# Stated goal
Every line must be returned precisely as it is written.

# Records provided
** BEGIN **
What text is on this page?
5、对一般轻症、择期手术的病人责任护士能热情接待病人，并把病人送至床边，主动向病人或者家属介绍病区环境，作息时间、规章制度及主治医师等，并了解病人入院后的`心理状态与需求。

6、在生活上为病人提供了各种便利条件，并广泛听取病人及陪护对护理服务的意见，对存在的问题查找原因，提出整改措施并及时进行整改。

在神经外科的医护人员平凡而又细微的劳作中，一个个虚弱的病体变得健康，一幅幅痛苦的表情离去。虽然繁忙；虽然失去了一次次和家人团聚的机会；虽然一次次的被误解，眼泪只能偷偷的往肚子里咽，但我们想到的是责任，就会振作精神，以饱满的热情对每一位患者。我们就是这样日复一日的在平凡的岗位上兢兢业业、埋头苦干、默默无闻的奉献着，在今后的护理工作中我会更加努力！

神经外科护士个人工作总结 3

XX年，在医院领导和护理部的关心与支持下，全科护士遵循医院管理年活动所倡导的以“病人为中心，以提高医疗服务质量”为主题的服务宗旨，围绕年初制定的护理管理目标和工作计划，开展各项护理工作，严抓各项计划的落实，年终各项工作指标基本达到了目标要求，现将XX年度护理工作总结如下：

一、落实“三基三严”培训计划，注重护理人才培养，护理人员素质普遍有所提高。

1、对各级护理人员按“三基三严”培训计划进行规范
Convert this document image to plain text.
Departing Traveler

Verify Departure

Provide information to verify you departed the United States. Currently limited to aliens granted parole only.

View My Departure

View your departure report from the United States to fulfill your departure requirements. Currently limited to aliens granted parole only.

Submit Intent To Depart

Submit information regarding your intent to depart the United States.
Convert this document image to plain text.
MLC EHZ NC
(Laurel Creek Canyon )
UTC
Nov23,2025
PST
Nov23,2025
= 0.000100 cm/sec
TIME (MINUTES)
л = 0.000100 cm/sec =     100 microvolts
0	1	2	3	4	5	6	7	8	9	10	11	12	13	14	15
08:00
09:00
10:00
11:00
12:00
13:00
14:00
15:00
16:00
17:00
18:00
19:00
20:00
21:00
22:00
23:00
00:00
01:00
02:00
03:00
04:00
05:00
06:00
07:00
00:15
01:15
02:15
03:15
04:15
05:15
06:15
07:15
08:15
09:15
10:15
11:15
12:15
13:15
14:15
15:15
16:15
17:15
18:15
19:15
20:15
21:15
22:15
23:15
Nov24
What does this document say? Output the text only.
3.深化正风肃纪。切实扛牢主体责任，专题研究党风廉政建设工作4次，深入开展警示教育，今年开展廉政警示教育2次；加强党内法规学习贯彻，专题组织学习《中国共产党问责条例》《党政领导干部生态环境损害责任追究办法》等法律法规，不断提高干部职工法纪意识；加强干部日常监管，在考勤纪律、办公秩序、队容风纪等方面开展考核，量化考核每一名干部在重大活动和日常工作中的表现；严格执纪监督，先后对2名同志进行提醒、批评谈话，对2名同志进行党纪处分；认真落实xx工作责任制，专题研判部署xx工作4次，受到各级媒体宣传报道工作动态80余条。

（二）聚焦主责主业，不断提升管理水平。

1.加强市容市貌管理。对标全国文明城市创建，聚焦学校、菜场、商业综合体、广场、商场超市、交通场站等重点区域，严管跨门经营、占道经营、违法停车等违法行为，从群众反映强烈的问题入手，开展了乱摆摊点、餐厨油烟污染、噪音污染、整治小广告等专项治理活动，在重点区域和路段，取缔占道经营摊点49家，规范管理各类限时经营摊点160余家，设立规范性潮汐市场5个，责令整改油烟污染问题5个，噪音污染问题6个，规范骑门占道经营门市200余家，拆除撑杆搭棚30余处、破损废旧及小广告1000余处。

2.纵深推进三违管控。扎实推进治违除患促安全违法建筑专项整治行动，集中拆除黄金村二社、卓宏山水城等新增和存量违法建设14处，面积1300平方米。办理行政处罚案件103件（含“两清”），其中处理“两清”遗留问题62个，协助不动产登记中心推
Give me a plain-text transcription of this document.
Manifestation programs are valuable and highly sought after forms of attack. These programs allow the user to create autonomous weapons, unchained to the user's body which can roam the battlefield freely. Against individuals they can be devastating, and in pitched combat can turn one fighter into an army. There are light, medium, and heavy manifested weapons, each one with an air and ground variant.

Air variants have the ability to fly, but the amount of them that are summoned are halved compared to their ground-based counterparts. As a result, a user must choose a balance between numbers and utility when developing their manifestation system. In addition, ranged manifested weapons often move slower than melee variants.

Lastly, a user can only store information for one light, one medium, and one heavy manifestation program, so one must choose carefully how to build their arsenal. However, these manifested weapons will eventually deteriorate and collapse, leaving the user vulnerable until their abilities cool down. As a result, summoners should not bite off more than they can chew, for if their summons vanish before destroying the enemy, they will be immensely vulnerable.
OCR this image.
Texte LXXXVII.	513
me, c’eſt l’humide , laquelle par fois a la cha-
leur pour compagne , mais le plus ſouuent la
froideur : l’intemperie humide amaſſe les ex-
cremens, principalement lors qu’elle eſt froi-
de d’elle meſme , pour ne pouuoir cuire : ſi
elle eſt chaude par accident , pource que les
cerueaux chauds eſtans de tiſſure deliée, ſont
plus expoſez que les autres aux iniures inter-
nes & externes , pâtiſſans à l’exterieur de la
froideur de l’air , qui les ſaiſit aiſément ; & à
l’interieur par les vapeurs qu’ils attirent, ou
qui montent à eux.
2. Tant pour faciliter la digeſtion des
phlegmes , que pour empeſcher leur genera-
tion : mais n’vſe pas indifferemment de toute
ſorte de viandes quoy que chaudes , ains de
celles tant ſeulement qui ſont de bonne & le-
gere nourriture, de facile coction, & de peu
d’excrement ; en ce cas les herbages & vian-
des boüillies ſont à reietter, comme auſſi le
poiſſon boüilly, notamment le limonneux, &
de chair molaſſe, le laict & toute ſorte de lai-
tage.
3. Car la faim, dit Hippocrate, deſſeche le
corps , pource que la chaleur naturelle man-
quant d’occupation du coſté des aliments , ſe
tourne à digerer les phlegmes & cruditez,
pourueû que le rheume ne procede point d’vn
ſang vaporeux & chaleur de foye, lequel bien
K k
** END **
# Answer to this exercise
What text is on this page?
5、对一般轻症、择期手术的病人责任护士能热情接待病人，并把病人送至床边，主动向病人或者家属介绍病区环境，作息时间、规章制度及主治医师等，并了解病人入院后的`心理状态与需求。

6、在生活上为病人提供了各种便利条件，并广泛听取病人及陪护对护理服务的意见，对存在的问题查找原因，提出整改措施并及时进行整改。

在神经外科的医护人员平凡而又细微的劳作中，一个个虚弱的病体变得健康，一幅幅痛苦的表情离去。虽然繁忙；虽然失去了一次次和家人团聚的机会；虽然一次次的被误解，眼泪只能偷偷的往肚子里咽，但我们想到的是责任，就会振作精神，以饱满的热情对每一位患者。我们就是这样日复一日的在平凡的岗位上兢兢业业、埋头苦干、默默无闻的奉献着，在今后的护理工作中我会更加努力！

神经外科护士个人工作总结 3

XX年，在医院领导和护理部的关心与支持下，全科护士遵循医院管理年活动所倡导的以“病人为中心，以提高医疗服务质量”为主题的服务宗旨，围绕年初制定的护理管理目标和工作计划，开展各项护理工作，严抓各项计划的落实，年终各项工作指标基本达到了目标要求，现将XX年度护理工作总结如下：

一、落实“三基三严”培训计划，注重护理人才培养，护理人员素质普遍有所提高。

1、对各级护理人员按“三基三严”培训计划进行规范
Convert this document image to plain text.
Departing Traveler

Verify Departure

Provide information to verify you departed the United States. Currently limited to aliens granted parole only.

View My Departure

View your departure report from the United States to fulfill your departure requirements. Currently limited to aliens granted parole only.

Submit Intent To Depart

Submit information regarding your intent to depart the United States.
Convert this document image to plain text.
MLC EHZ NC
(Laurel Creek Canyon )
UTC
Nov23,2025
PST
Nov23,2025
= 0.000100 cm/sec
TIME (MINUTES)
л = 0.000100 cm/sec =     100 microvolts
0	1	2	3	4	5	6	7	8	9	10	11	12	13	14	15
08:00
09:00
10:00
11:00
12:00
13:00
14:00
15:00
16:00
17:00
18:00
19:00
20:00
21:00
22:00
23:00
00:00
01:00
02:00
03:00
04:00
05:00
06:00
07:00
00:15
01:15
02:15
03:15
04:15
05:15
06:15
07:15
08:15
09:15
10:15
11:15
12:15
13:15
14:15
15:15
16:15
17:15
18:15
19:15
20:15
21:15
22:15
23:15
Nov24
What does this document say? Output the text only.
3.深化正风肃纪。切实扛牢主体责任，专题研究党风廉政建设工作4次，深入开展警示教育，今年开展廉政警示教育2次；加强党内法规学习贯彻，专题组织学习《中国共产党问责条例》《党政领导干部生态环境损害责任追究办法》等法律法规，不断提高干部职工法纪意识；加强干部日常监管，在考勤纪律、办公秩序、队容风纪等方面开展考核，量化考核每一名干部在重大活动和日常工作中的表现；严格执纪监督，先后对2名同志进行提醒、批评谈话，对2名同志进行党纪处分；认真落实xx工作责任制，专题研判部署xx工作4次，受到各级媒体宣传报道工作动态80余条。

（二）聚焦主责主业，不断提升管理水平。

1.加强市容市貌管理。对标全国文明城市创建，聚焦学校、菜场、商业综合体、广场、商场超市、交通场站等重点区域，严管跨门经营、占道经营、违法停车等违法行为，从群众反映强烈的问题入手，开展了乱摆摊点、餐厨油烟污染、噪音污染、整治小广告等专项治理活动，在重点区域和路段，取缔占道经营摊点49家，规范管理各类限时经营摊点160余家，设立规范性潮汐市场5个，责令整改油烟污染问题5个，噪音污染问题6个，规范骑门占道经营门市200余家，拆除撑杆搭棚30余处、破损废旧及小广告1000余处。

2.纵深推进三违管控。扎实推进治违除患促安全违法建筑专项整治行动，集中拆除黄金村二社、卓宏山水城等新增和存量违法建设14处，面积1300平方米。办理行政处罚案件103件（含“两清”），其中处理“两清”遗留问题62个，协助不动产登记中心推
Give me a plain-text transcription of this document.
Manifestation programs are valuable and highly sought after forms of attack. These programs allow the user to create autonomous weapons, unchained to the user's body which can roam the battlefield freely. Against individuals they can be devastating, and in pitched combat can turn one fighter into an army. There are light, medium, and heavy manifested weapons, each one with an air and ground variant.

Air variants have the ability to fly, but the amount of them that are summoned are halved compared to their ground-based counterparts. As a result, a user must choose a balance between numbers and utility when developing their manifestation system. In addition, ranged manifested weapons often move slower than melee variants.

Lastly, a user can only store information for one light, one medium, and one heavy manifestation program, so one must choose carefully how to build their arsenal. However, these manifested weapons will eventually deteriorate and collapse, leaving the user vulnerable until their abilities cool down. As a result, summoners should not bite off more than they can chew, for if their summons vanish before destroying the enemy, they will be immensely vulnerable.
OCR this image.
Texte LXXXVII.	513
me, c’eſt l’humide , laquelle par fois a la cha-
leur pour compagne , mais le plus ſouuent la
froideur : l’intemperie humide amaſſe les ex-
cremens, principalement lors qu’elle eſt froi-
de d’elle meſme , pour ne pouuoir cuire : ſi
elle eſt chaude par accident , pource que les
cerueaux chauds eſtans de tiſſure deliée, ſont
plus expoſez que les autres aux iniures inter-
nes & externes , pâtiſſans à l’exterieur de la
froideur de l’air , qui les ſaiſit aiſément ; & à
l’interieur par les vapeurs qu’ils attirent, ou
qui montent à eux.
2. Tant pour faciliter la digeſtion des
phlegmes , que pour empeſcher leur genera-
tion : mais n’vſe pas indifferemment de toute
ſorte de viandes quoy que chaudes , ains de
celles tant ſeulement qui ſont de bonne & le-
gere nourriture, de facile coction, & de peu
d’excrement ; en ce cas les herbages & vian-
des boüillies ſont à reietter, comme auſſi le
poiſſon boüilly, notamment le limonneux, &
de chair molaſſe, le laict & toute ſorte de lai-
tage.
3. Car la faim, dit Hippocrate, deſſeche le
corps , pource que la chaleur naturelle man-
quant d’occupation du coſté des aliments , ſe
tourne à digerer les phlegmes & cruditez,
pourueû que le rheume ne procede point d’vn
ſang vaporeux & chaleur de foye, lequel bien
K k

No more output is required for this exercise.